» EXERCISE GOAL
Below are some entries; can you quote all of them exactly?

» AVAILABLE RECORDS
## begin

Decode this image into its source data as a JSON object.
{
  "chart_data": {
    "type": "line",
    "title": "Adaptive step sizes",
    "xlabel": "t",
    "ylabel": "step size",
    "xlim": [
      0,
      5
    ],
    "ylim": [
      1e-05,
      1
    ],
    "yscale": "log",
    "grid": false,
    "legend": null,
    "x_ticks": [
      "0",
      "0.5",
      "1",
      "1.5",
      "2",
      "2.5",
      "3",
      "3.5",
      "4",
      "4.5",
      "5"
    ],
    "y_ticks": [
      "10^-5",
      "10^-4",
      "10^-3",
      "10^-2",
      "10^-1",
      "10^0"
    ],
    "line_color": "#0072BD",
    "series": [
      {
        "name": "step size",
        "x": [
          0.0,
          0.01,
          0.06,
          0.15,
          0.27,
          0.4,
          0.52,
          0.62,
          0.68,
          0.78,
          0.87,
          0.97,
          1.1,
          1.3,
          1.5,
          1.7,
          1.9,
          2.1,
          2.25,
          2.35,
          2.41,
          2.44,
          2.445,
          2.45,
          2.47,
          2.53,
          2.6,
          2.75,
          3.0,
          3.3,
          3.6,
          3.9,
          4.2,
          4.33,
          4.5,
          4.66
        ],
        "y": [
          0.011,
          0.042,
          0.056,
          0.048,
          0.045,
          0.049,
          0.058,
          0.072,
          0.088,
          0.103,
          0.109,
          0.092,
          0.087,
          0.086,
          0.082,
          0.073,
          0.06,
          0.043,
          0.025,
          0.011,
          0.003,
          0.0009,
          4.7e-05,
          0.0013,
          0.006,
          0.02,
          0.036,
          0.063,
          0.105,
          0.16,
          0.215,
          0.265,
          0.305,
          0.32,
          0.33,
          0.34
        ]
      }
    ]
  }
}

## end

» SOLUTION TO THE PROBLEM
Decode this image into its source data as a JSON object.
{
  "chart_data": {
    "type": "line",
    "title": "Adaptive step sizes",
    "xlabel": "t",
    "ylabel": "step size",
    "xlim": [
      0,
      5
    ],
    "ylim": [
      1e-05,
      1
    ],
    "yscale": "log",
    "grid": false,
    "legend": null,
    "x_ticks": [
      "0",
      "0.5",
      "1",
      "1.5",
      "2",
      "2.5",
      "3",
      "3.5",
      "4",
      "4.5",
      "5"
    ],
    "y_ticks": [
      "10^-5",
      "10^-4",
      "10^-3",
      "10^-2",
      "10^-1",
      "10^0"
    ],
    "line_color": "#0072BD",
    "series": [
      {
        "name": "step size",
        "x": [
          0.0,
          0.01,
          0.06,
          0.15,
          0.27,
          0.4,
          0.52,
          0.62,
          0.68,
          0.78,
          0.87,
          0.97,
          1.1,
          1.3,
          1.5,
          1.7,
          1.9,
          2.1,
          2.25,
          2.35,
          2.41,
          2.44,
          2.445,
          2.45,
          2.47,
          2.53,
          2.6,
          2.75,
          3.0,
          3.3,
          3.6,
          3.9,
          4.2,
          4.33,
          4.5,
          4.66
        ],
        "y": [
          0.011,
          0.042,
          0.056,
          0.048,
          0.045,
          0.049,
          0.058,
          0.072,
          0.088,
          0.103,
          0.109,
          0.092,
          0.087,
          0.086,
          0.082,
          0.073,
          0.06,
          0.043,
          0.025,
          0.011,
          0.003,
          0.0009,
          4.7e-05,
          0.0013,
          0.006,
          0.02,
          0.036,
          0.063,
          0.105,
          0.16,
          0.215,
          0.265,
          0.305,
          0.32,
          0.33,
          0.34
        ]
      }
    ]
  }
}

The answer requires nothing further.